THE REQUEST>
Beginning with the line that contains "What's the underlying", retype the entries below exactly, ending with the line that contains "Read all visible content and emit it as JSON.". Leave out any pictures.

[A block of data]
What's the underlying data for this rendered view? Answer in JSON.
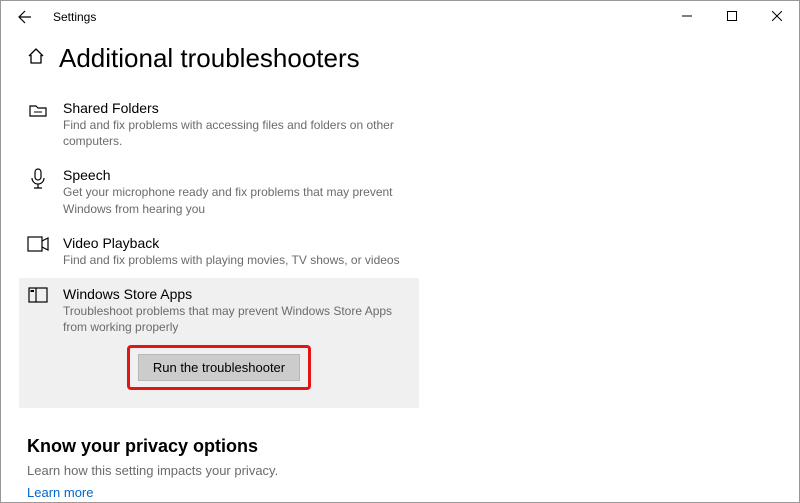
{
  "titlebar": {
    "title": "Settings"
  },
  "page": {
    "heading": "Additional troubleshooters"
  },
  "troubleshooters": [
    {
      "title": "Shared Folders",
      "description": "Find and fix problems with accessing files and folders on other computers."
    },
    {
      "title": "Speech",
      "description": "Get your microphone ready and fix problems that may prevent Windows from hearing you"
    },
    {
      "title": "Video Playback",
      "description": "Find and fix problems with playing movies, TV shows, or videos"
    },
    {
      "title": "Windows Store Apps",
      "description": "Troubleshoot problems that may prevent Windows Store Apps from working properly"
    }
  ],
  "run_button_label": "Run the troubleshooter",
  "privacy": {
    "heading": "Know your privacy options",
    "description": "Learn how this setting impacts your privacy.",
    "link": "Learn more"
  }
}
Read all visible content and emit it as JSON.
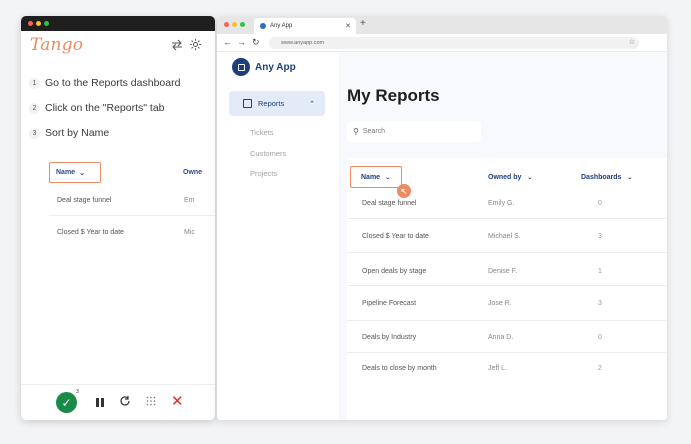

--

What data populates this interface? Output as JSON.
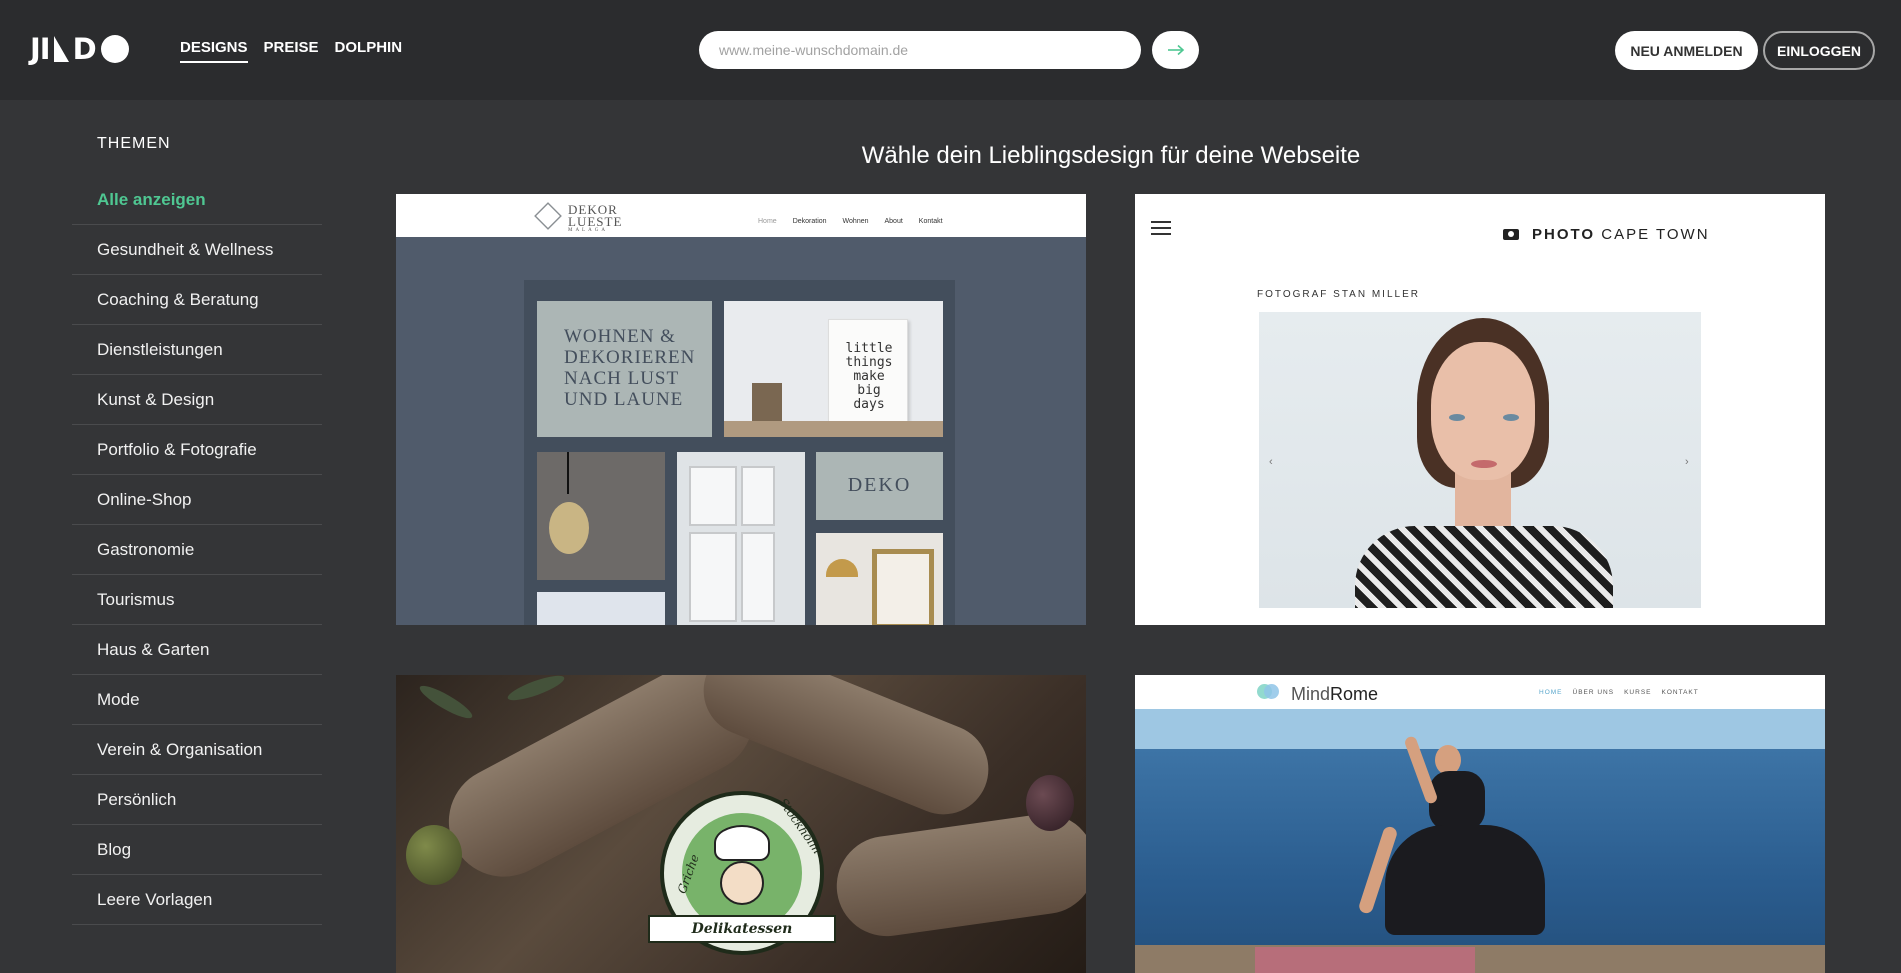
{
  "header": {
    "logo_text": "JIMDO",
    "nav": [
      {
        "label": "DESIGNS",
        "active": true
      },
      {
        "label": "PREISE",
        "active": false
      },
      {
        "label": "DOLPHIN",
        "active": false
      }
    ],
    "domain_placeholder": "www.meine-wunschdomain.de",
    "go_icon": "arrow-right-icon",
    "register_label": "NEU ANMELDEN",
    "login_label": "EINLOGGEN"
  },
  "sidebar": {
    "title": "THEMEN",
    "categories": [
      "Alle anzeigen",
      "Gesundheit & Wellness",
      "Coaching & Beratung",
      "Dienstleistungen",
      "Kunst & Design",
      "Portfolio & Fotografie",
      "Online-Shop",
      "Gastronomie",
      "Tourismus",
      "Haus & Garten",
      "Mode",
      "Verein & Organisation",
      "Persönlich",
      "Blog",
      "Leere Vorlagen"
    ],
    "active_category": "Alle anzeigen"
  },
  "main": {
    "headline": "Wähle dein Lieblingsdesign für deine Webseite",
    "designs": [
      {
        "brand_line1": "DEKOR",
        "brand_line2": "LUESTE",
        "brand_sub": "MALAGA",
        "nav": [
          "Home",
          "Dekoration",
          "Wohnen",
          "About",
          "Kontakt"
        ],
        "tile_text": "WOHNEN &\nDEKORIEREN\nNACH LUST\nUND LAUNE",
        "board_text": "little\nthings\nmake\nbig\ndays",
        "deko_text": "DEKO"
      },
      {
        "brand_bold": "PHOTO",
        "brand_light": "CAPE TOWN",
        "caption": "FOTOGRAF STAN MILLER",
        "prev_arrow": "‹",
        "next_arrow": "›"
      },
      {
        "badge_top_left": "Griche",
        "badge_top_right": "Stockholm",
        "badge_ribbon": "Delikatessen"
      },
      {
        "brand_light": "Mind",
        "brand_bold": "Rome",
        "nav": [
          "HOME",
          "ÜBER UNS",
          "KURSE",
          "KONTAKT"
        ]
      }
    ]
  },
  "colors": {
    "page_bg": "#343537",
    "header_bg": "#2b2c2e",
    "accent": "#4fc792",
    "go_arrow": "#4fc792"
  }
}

RESPONSE TO THIS EXERCISE>
What's the underlying data for this rendered view? Answer in JSON.
{
  "titlebar": {
    "title": "Settings"
  },
  "page": {
    "heading": "Additional troubleshooters"
  },
  "troubleshooters": [
    {
      "title": "Shared Folders",
      "description": "Find and fix problems with accessing files and folders on other computers."
    },
    {
      "title": "Speech",
      "description": "Get your microphone ready and fix problems that may prevent Windows from hearing you"
    },
    {
      "title": "Video Playback",
      "description": "Find and fix problems with playing movies, TV shows, or videos"
    },
    {
      "title": "Windows Store Apps",
      "description": "Troubleshoot problems that may prevent Windows Store Apps from working properly"
    }
  ],
  "run_button_label": "Run the troubleshooter",
  "privacy": {
    "heading": "Know your privacy options",
    "description": "Learn how this setting impacts your privacy.",
    "link": "Learn more"
  }
}
Read all visible content and emit it as JSON.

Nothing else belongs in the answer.